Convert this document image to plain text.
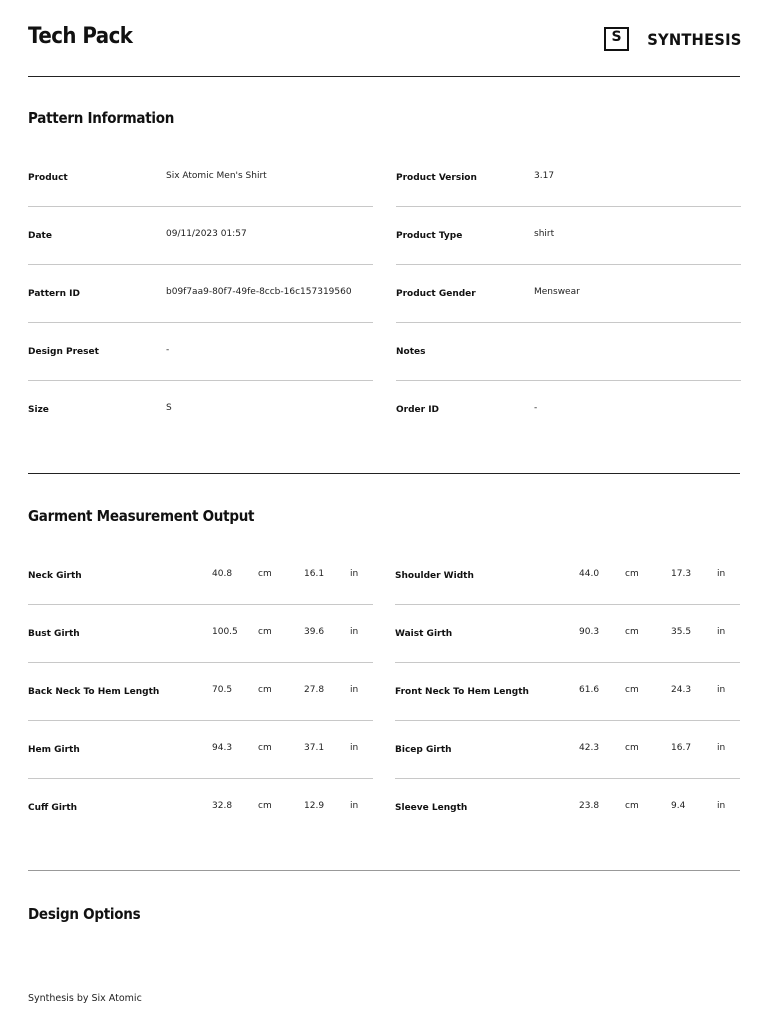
Tech Pack	S	SYNTHESIS
Pattern Information
Product	Six Atomic Men's Shirt
Date	09/11/2023 01:57
Pattern ID	b09f7aa9-80f7-49fe-8ccb-16c157319560
Design Preset	-
Size	S
Product Version	3.17
Product Type	shirt
Product Gender	Menswear
Notes
Order ID	-
Garment Measurement Output
Neck Girth	40.8	cm	16.1	in
Bust Girth	100.5 cm	39.6	in
Back Neck To Hem Length	70.5	cm	27.8	in
Hem Girth	94.3	cm	37.1	in
Cuff Girth	32.8	cm	12.9	in
Shoulder Width	44.0	cm	17.3	in
Waist Girth	90.3	cm	35.5	in
Front Neck To Hem Length	61.6	cm	24.3	in
Bicep Girth	42.3	cm	16.7	in
Sleeve Length	23.8	cm	9.4	in
Design Options
Synthesis by Six Atomic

▶ Problem to solve: Pictures don't belong in the copy. Transcribe every record exactly as it appears.

▶ Solution to this exercise:
Convert this document image to plain text.
Tech Pack	S	SYNTHESIS
Pattern Information
Product	Six Atomic Men's Shirt
Date	09/11/2023 01:57
Pattern ID	b09f7aa9-80f7-49fe-8ccb-16c157319560
Design Preset	-
Size	S
Product Version	3.17
Product Type	shirt
Product Gender	Menswear
Notes
Order ID	-
Garment Measurement Output
Neck Girth	40.8	cm	16.1	in
Bust Girth	100.5 cm	39.6	in
Back Neck To Hem Length	70.5	cm	27.8	in
Hem Girth	94.3	cm	37.1	in
Cuff Girth	32.8	cm	12.9	in
Shoulder Width	44.0	cm	17.3	in
Waist Girth	90.3	cm	35.5	in
Front Neck To Hem Length	61.6	cm	24.3	in
Bicep Girth	42.3	cm	16.7	in
Sleeve Length	23.8	cm	9.4	in
Design Options
Synthesis by Six Atomic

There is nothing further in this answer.